_Stated exercise_
Make an exact copy of the entries, and keep any pictures out of it.

_Data listing_
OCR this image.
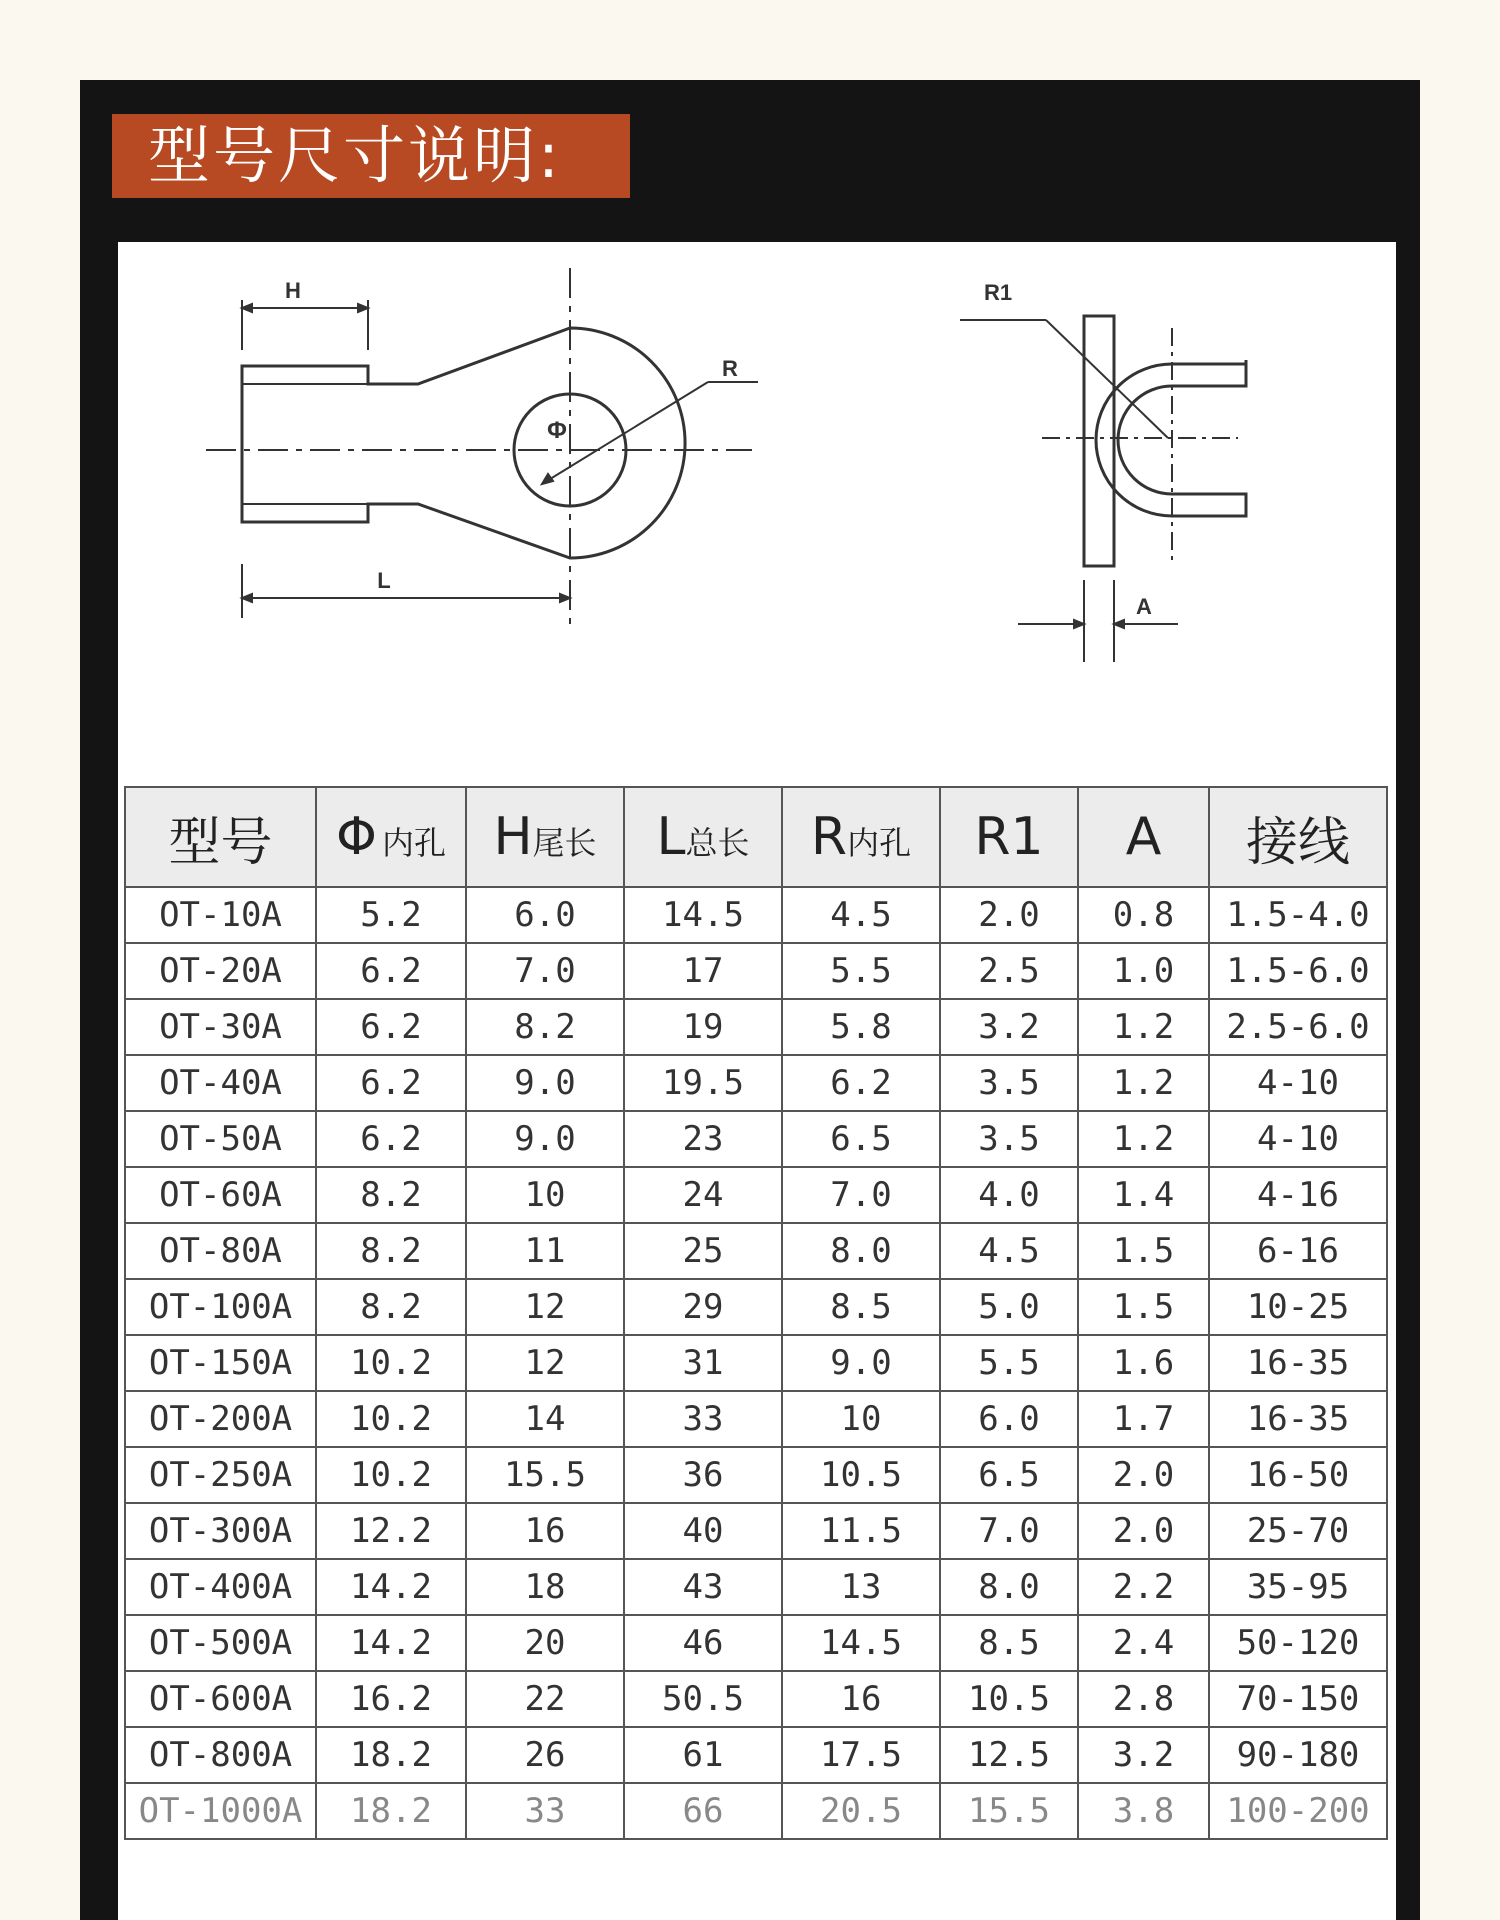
型号尺寸说明:
H
R
Φ
L
R1
A
型号	Φ 内孔	H尾长	L总长	R内孔	R1	A	接线
OT-10A	5.2	6.0	14.5	4.5	2.0	0.8	1.5-4.0
OT-20A	6.2	7.0	17	5.5	2.5	1.0	1.5-6.0
OT-30A	6.2	8.2	19	5.8	3.2	1.2	2.5-6.0
OT-40A	6.2	9.0	19.5	6.2	3.5	1.2	4-10
OT-50A	6.2	9.0	23	6.5	3.5	1.2	4-10
OT-60A	8.2	10	24	7.0	4.0	1.4	4-16
OT-80A	8.2	11	25	8.0	4.5	1.5	6-16
OT-100A	8.2	12	29	8.5	5.0	1.5	10-25
OT-150A	10.2	12	31	9.0	5.5	1.6	16-35
OT-200A	10.2	14	33	10	6.0	1.7	16-35
OT-250A	10.2	15.5	36	10.5	6.5	2.0	16-50
OT-300A	12.2	16	40	11.5	7.0	2.0	25-70
OT-400A	14.2	18	43	13	8.0	2.2	35-95
OT-500A	14.2	20	46	14.5	8.5	2.4	50-120
OT-600A	16.2	22	50.5	16	10.5	2.8	70-150
OT-800A	18.2	26	61	17.5	12.5	3.2	90-180
OT-1000A	18.2	33	66	20.5	15.5	3.8	100-200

_Finished task_
OCR this image.
型号尺寸说明:
H
R
Φ
L
R1
A
型号	Φ 内孔	H尾长	L总长	R内孔	R1	A	接线
OT-10A	5.2	6.0	14.5	4.5	2.0	0.8	1.5-4.0
OT-20A	6.2	7.0	17	5.5	2.5	1.0	1.5-6.0
OT-30A	6.2	8.2	19	5.8	3.2	1.2	2.5-6.0
OT-40A	6.2	9.0	19.5	6.2	3.5	1.2	4-10
OT-50A	6.2	9.0	23	6.5	3.5	1.2	4-10
OT-60A	8.2	10	24	7.0	4.0	1.4	4-16
OT-80A	8.2	11	25	8.0	4.5	1.5	6-16
OT-100A	8.2	12	29	8.5	5.0	1.5	10-25
OT-150A	10.2	12	31	9.0	5.5	1.6	16-35
OT-200A	10.2	14	33	10	6.0	1.7	16-35
OT-250A	10.2	15.5	36	10.5	6.5	2.0	16-50
OT-300A	12.2	16	40	11.5	7.0	2.0	25-70
OT-400A	14.2	18	43	13	8.0	2.2	35-95
OT-500A	14.2	20	46	14.5	8.5	2.4	50-120
OT-600A	16.2	22	50.5	16	10.5	2.8	70-150
OT-800A	18.2	26	61	17.5	12.5	3.2	90-180
OT-1000A	18.2	33	66	20.5	15.5	3.8	100-200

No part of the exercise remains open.